TUGAS: Tentukan apakah pernyataan berikut sesuai dengan teks tentang diglosia: (a) bahasa Indonesia ditetapkan sebagai bahasa nasional pada 17 Agustus 1945, (b) low variety dipelajari di institusi pendidikan seperti sekolah, (c) high variety dipakai dalam penulisan karya sastra. Untuk setiap pernyataan, jawab ya atau tidak dan kutip kata-kata penentunya dari teks tanpa diubah.

KUTIPAN TEKS:

★ ★ ★ ★

Diglosia dalam Bahasa Indonesia
Seperti yang sudah diketahui, bahasa Indonesia merupakan bahasa nasional. Ia ditetapkan sebagai bahasa nasional pada tanggal yang sama seperti hari kemerdekaan Indonesia, yakni 17 Agustus 1945.
Bahasa Indonesia juga merupakan bahasa pemersatu bangsa. Hal ini mengingat latar belakang negara Indonesia yang sebelumnya merupakan kerajaan-kerajaan daerah yang memiliki bahasanya masing-masing. Dengan demikian, bahasa Indonesia adalah alat komunikasi utama bagi penduduk Indonesia yang memiliki latar belakang budaya dan bahasa yang berbeda-beda.
Seiring berjalannya waktu, bahasa Indonesia mengalami berbagai perubahan. Hal ini tidak dapat dipungkiri karena bahasa, terutama bahasa lisan, memiliki sifat dinamis. Bahasa Indonesia yang telah melalui standarisasi oleh pemerintah pun tetap mengalami perkembangan. Misal kita menggunakan bahasa standar ketika berbincang di ruang publik. Sedangkan ketika di rumah kita menggunakan dialek lokal. Hal tersebut merupakan cikal bakal kemunculan diglosia.
Diglosia merupakan dua atau lebih variasi dari sebuah bahasa yang digunakan oleh penuturnya dalam situasi yang berbeda. Contohnya adalah bahasa standar dan dialek lokal dimana bahasa standar berada pada tingkatan lebih tinggi daripada dialek lokal.
Kondisi tersebut kemudian memunculkan high variety dan low variety. High variety adalah bahasa standar, lalu low variety adalah dialek lokal. Jika dihubungkan dengan bahasa Indonesia, maka high variety merupakan bahasa formal dan low variety merupakan bahasa informal.
Diglosia dibagi menjadi 9 fitur menurut situasinya.
- High variety digunakan di bidang pendidikan, administratif, dan keagamaan, sedangkan low variety di lingkaran personal (keluarga, teman) dan transaksi jual beli.
- High variety memiliki nilai lebih tinggi atau unggul di mata masyarakat, sedangkan low variety dianggap tidak bernilai, rusak, dan bersifat sementara.
- High variety dipakai dalam penulisan karya sastra.
- High variety dipelajari di institusi pendidikan seperti sekolah. Lalu low variety dipelajari secara alami di lingkungan paling terdekat, yakni keluarga.
- High variety cenderung dipelajari dan dikembangkan melalui berbagai penelitian bahasa dan pembuatan kamus. Berbeda jauh dengan low variety yang jarang dikembangkan. Itu karena penuturnya beranggapan bahwa tata bahasa low variety sama seperti tata bahasa high variety namun dengan bentuk tidak baik.

★ ★ ★ ★

CUPLIKAN DATA:
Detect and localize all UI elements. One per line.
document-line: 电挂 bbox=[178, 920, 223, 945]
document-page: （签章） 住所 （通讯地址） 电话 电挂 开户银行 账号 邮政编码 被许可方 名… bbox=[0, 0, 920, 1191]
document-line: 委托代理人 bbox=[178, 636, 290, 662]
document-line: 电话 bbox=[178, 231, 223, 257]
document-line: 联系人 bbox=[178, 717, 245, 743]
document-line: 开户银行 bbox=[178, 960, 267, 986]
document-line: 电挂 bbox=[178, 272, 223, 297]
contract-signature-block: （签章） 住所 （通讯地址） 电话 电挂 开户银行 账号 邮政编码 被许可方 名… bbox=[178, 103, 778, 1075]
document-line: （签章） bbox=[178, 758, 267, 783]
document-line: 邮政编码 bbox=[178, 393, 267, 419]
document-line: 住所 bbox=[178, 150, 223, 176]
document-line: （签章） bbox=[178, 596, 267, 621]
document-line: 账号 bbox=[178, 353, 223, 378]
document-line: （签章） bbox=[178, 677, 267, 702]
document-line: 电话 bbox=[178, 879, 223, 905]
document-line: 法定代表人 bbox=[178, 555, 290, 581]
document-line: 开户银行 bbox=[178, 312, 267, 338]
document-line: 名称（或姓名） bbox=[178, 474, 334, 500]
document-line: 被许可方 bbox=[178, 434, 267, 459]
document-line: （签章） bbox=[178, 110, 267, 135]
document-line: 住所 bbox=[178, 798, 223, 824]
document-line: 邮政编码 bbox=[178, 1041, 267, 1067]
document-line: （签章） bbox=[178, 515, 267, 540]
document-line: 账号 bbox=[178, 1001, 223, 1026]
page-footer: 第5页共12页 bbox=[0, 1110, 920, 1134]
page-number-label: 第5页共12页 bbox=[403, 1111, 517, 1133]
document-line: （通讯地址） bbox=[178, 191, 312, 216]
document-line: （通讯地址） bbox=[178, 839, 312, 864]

★ ★ ★ ★

JAWABAN LENGKAP:
(a) Ya: "Ia ditetapkan sebagai bahasa nasional pada tanggal yang sama seperti hari kemerdekaan Indonesia, yakni 17 Agustus 1945."
(b) Tidak: "Lalu low variety dipelajari secara alami di lingkungan paling terdekat, yakni keluarga."
(c) Ya: "High variety dipakai dalam penulisan karya sastra."